Stored records:
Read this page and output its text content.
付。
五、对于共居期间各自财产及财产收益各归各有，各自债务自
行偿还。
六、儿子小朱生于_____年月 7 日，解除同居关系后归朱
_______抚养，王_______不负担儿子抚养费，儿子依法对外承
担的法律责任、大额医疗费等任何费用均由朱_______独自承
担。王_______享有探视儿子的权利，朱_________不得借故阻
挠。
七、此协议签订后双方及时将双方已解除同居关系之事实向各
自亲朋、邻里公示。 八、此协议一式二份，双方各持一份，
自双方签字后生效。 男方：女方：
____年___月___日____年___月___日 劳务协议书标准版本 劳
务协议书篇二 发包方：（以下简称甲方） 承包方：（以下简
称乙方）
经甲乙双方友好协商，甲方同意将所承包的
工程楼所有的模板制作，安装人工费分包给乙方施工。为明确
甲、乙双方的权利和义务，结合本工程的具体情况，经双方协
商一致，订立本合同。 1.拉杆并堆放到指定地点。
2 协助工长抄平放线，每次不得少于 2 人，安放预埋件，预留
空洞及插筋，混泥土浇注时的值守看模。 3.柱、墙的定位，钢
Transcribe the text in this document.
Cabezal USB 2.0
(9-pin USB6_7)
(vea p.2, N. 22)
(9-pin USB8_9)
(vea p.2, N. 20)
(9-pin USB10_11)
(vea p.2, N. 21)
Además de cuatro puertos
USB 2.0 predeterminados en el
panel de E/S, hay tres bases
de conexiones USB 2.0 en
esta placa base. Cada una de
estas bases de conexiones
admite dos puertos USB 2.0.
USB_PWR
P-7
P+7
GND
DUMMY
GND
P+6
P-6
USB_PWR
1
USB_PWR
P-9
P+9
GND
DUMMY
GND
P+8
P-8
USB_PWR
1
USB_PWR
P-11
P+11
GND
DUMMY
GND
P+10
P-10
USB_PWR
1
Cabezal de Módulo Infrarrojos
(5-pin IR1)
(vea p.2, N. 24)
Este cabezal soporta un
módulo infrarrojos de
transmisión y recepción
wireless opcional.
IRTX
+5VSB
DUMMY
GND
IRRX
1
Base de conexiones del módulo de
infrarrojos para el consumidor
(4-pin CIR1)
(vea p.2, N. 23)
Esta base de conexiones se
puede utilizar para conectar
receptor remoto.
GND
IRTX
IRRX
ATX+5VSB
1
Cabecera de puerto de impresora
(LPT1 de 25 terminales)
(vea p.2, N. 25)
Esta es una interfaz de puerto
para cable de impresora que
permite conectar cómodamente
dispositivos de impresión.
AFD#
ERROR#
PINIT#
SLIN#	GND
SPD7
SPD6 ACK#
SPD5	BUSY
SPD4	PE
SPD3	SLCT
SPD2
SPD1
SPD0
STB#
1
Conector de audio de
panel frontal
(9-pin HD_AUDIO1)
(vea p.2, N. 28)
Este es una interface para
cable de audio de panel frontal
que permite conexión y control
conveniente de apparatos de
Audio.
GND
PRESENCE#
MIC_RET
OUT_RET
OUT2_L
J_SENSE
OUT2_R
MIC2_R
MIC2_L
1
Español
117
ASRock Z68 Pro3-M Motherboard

Task requirements: Give back the whole listing exactly as it reads.

Result:
Read this page and output its text content.
付。
五、对于共居期间各自财产及财产收益各归各有，各自债务自
行偿还。
六、儿子小朱生于_____年月 7 日，解除同居关系后归朱
_______抚养，王_______不负担儿子抚养费，儿子依法对外承
担的法律责任、大额医疗费等任何费用均由朱_______独自承
担。王_______享有探视儿子的权利，朱_________不得借故阻
挠。
七、此协议签订后双方及时将双方已解除同居关系之事实向各
自亲朋、邻里公示。 八、此协议一式二份，双方各持一份，
自双方签字后生效。 男方：女方：
____年___月___日____年___月___日 劳务协议书标准版本 劳
务协议书篇二 发包方：（以下简称甲方） 承包方：（以下简
称乙方）
经甲乙双方友好协商，甲方同意将所承包的
工程楼所有的模板制作，安装人工费分包给乙方施工。为明确
甲、乙双方的权利和义务，结合本工程的具体情况，经双方协
商一致，订立本合同。 1.拉杆并堆放到指定地点。
2 协助工长抄平放线，每次不得少于 2 人，安放预埋件，预留
空洞及插筋，混泥土浇注时的值守看模。 3.柱、墙的定位，钢
Transcribe the text in this document.
Cabezal USB 2.0
(9-pin USB6_7)
(vea p.2, N. 22)
(9-pin USB8_9)
(vea p.2, N. 20)
(9-pin USB10_11)
(vea p.2, N. 21)
Además de cuatro puertos
USB 2.0 predeterminados en el
panel de E/S, hay tres bases
de conexiones USB 2.0 en
esta placa base. Cada una de
estas bases de conexiones
admite dos puertos USB 2.0.
USB_PWR
P-7
P+7
GND
DUMMY
GND
P+6
P-6
USB_PWR
1
USB_PWR
P-9
P+9
GND
DUMMY
GND
P+8
P-8
USB_PWR
1
USB_PWR
P-11
P+11
GND
DUMMY
GND
P+10
P-10
USB_PWR
1
Cabezal de Módulo Infrarrojos
(5-pin IR1)
(vea p.2, N. 24)
Este cabezal soporta un
módulo infrarrojos de
transmisión y recepción
wireless opcional.
IRTX
+5VSB
DUMMY
GND
IRRX
1
Base de conexiones del módulo de
infrarrojos para el consumidor
(4-pin CIR1)
(vea p.2, N. 23)
Esta base de conexiones se
puede utilizar para conectar
receptor remoto.
GND
IRTX
IRRX
ATX+5VSB
1
Cabecera de puerto de impresora
(LPT1 de 25 terminales)
(vea p.2, N. 25)
Esta es una interfaz de puerto
para cable de impresora que
permite conectar cómodamente
dispositivos de impresión.
AFD#
ERROR#
PINIT#
SLIN#	GND
SPD7
SPD6 ACK#
SPD5	BUSY
SPD4	PE
SPD3	SLCT
SPD2
SPD1
SPD0
STB#
1
Conector de audio de
panel frontal
(9-pin HD_AUDIO1)
(vea p.2, N. 28)
Este es una interface para
cable de audio de panel frontal
que permite conexión y control
conveniente de apparatos de
Audio.
GND
PRESENCE#
MIC_RET
OUT_RET
OUT2_L
J_SENSE
OUT2_R
MIC2_R
MIC2_L
1
Español
117
ASRock Z68 Pro3-M Motherboard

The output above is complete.